From the listing below, copy every line with the word "percentage".

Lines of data
################
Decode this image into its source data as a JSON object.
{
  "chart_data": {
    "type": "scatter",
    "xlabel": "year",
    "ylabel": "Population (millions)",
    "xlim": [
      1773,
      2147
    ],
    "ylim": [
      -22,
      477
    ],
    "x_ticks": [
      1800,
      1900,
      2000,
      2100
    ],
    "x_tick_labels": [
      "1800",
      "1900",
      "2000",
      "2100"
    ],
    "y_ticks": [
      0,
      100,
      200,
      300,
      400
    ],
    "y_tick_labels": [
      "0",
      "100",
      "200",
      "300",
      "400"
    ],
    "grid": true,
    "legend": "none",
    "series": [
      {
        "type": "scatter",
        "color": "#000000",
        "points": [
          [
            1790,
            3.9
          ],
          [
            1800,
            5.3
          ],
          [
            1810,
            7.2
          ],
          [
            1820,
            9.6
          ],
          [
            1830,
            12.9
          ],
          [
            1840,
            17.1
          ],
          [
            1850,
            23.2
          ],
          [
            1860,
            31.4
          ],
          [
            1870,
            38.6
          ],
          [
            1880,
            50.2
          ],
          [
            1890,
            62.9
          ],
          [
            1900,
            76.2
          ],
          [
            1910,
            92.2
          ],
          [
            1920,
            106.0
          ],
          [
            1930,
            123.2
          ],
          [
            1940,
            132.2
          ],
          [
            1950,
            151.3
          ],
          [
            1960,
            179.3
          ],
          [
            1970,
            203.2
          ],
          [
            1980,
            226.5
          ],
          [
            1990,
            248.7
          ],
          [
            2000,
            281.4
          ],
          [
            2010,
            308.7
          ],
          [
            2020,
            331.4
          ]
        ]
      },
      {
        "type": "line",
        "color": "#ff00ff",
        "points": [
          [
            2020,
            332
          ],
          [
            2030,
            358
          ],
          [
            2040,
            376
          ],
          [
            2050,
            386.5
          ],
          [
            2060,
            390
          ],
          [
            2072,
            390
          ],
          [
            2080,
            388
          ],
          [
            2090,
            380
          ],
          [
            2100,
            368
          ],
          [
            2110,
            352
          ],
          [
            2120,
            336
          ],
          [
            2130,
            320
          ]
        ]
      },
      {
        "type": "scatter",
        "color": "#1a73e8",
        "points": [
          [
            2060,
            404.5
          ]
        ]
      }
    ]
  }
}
################
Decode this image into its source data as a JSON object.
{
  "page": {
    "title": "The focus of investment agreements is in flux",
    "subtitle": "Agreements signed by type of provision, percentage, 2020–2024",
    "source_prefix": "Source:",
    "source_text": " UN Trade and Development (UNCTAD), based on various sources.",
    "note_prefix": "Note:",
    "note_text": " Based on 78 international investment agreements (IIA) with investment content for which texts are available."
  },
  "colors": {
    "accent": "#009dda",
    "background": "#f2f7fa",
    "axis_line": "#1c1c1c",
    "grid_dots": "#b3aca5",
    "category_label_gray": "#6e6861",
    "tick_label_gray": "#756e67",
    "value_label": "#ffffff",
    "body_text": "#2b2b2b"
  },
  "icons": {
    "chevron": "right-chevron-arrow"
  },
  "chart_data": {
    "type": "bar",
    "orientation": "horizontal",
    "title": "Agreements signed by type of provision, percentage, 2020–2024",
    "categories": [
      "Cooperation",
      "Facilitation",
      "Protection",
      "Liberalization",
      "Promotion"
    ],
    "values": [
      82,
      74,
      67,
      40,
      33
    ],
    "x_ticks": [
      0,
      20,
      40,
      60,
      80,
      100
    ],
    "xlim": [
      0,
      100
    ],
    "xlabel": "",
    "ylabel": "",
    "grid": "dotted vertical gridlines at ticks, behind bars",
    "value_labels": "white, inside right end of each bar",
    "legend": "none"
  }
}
################
- _Reply_:
    "subtitle": "Agreements signed by type of provision, percentage, 2020–2024",
    "title": "Agreements signed by type of provision, percentage, 2020–2024",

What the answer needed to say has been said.